* _Input records_
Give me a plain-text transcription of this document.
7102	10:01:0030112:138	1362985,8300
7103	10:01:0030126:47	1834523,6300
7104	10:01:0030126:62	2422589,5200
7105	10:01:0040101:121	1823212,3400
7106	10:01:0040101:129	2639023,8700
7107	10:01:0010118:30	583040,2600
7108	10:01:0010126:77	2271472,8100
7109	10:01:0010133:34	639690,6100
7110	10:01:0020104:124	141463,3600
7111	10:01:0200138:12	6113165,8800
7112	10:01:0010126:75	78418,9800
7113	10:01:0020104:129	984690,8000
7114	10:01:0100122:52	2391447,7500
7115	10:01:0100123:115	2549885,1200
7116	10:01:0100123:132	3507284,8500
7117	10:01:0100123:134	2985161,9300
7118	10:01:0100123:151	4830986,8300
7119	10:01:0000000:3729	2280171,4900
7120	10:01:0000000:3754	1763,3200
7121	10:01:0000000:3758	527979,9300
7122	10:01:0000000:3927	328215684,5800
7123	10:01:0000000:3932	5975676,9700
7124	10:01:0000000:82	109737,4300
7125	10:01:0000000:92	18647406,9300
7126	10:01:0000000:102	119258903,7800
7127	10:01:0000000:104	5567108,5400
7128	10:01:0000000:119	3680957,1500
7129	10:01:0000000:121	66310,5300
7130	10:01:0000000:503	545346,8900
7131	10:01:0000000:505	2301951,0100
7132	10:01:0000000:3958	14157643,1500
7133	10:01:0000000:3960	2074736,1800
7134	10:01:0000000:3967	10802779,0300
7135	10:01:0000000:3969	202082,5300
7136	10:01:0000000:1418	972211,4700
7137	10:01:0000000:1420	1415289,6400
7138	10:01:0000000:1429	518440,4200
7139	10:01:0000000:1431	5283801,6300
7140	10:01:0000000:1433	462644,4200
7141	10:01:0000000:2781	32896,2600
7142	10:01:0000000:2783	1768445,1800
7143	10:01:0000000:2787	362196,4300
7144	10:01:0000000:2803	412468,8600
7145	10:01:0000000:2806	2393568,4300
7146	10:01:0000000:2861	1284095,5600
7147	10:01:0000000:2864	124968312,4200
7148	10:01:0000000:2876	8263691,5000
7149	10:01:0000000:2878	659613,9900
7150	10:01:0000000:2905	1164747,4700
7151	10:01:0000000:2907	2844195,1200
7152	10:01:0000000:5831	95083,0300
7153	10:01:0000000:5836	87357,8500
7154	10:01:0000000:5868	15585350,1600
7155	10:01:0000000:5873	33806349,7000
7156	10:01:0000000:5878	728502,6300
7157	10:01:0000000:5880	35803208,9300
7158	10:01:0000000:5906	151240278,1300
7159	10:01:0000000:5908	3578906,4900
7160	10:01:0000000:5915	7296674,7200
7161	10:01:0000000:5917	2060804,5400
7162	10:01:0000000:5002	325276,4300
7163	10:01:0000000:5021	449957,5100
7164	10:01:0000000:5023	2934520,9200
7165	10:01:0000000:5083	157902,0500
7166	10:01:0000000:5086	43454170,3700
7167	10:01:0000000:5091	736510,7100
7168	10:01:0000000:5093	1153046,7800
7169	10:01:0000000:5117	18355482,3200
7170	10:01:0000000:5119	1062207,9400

* _Your goal_
Send back all of the entries exactly, with nothing missing.

* _Result of this task_
Give me a plain-text transcription of this document.
7102	10:01:0030112:138	1362985,8300
7103	10:01:0030126:47	1834523,6300
7104	10:01:0030126:62	2422589,5200
7105	10:01:0040101:121	1823212,3400
7106	10:01:0040101:129	2639023,8700
7107	10:01:0010118:30	583040,2600
7108	10:01:0010126:77	2271472,8100
7109	10:01:0010133:34	639690,6100
7110	10:01:0020104:124	141463,3600
7111	10:01:0200138:12	6113165,8800
7112	10:01:0010126:75	78418,9800
7113	10:01:0020104:129	984690,8000
7114	10:01:0100122:52	2391447,7500
7115	10:01:0100123:115	2549885,1200
7116	10:01:0100123:132	3507284,8500
7117	10:01:0100123:134	2985161,9300
7118	10:01:0100123:151	4830986,8300
7119	10:01:0000000:3729	2280171,4900
7120	10:01:0000000:3754	1763,3200
7121	10:01:0000000:3758	527979,9300
7122	10:01:0000000:3927	328215684,5800
7123	10:01:0000000:3932	5975676,9700
7124	10:01:0000000:82	109737,4300
7125	10:01:0000000:92	18647406,9300
7126	10:01:0000000:102	119258903,7800
7127	10:01:0000000:104	5567108,5400
7128	10:01:0000000:119	3680957,1500
7129	10:01:0000000:121	66310,5300
7130	10:01:0000000:503	545346,8900
7131	10:01:0000000:505	2301951,0100
7132	10:01:0000000:3958	14157643,1500
7133	10:01:0000000:3960	2074736,1800
7134	10:01:0000000:3967	10802779,0300
7135	10:01:0000000:3969	202082,5300
7136	10:01:0000000:1418	972211,4700
7137	10:01:0000000:1420	1415289,6400
7138	10:01:0000000:1429	518440,4200
7139	10:01:0000000:1431	5283801,6300
7140	10:01:0000000:1433	462644,4200
7141	10:01:0000000:2781	32896,2600
7142	10:01:0000000:2783	1768445,1800
7143	10:01:0000000:2787	362196,4300
7144	10:01:0000000:2803	412468,8600
7145	10:01:0000000:2806	2393568,4300
7146	10:01:0000000:2861	1284095,5600
7147	10:01:0000000:2864	124968312,4200
7148	10:01:0000000:2876	8263691,5000
7149	10:01:0000000:2878	659613,9900
7150	10:01:0000000:2905	1164747,4700
7151	10:01:0000000:2907	2844195,1200
7152	10:01:0000000:5831	95083,0300
7153	10:01:0000000:5836	87357,8500
7154	10:01:0000000:5868	15585350,1600
7155	10:01:0000000:5873	33806349,7000
7156	10:01:0000000:5878	728502,6300
7157	10:01:0000000:5880	35803208,9300
7158	10:01:0000000:5906	151240278,1300
7159	10:01:0000000:5908	3578906,4900
7160	10:01:0000000:5915	7296674,7200
7161	10:01:0000000:5917	2060804,5400
7162	10:01:0000000:5002	325276,4300
7163	10:01:0000000:5021	449957,5100
7164	10:01:0000000:5023	2934520,9200
7165	10:01:0000000:5083	157902,0500
7166	10:01:0000000:5086	43454170,3700
7167	10:01:0000000:5091	736510,7100
7168	10:01:0000000:5093	1153046,7800
7169	10:01:0000000:5117	18355482,3200
7170	10:01:0000000:5119	1062207,9400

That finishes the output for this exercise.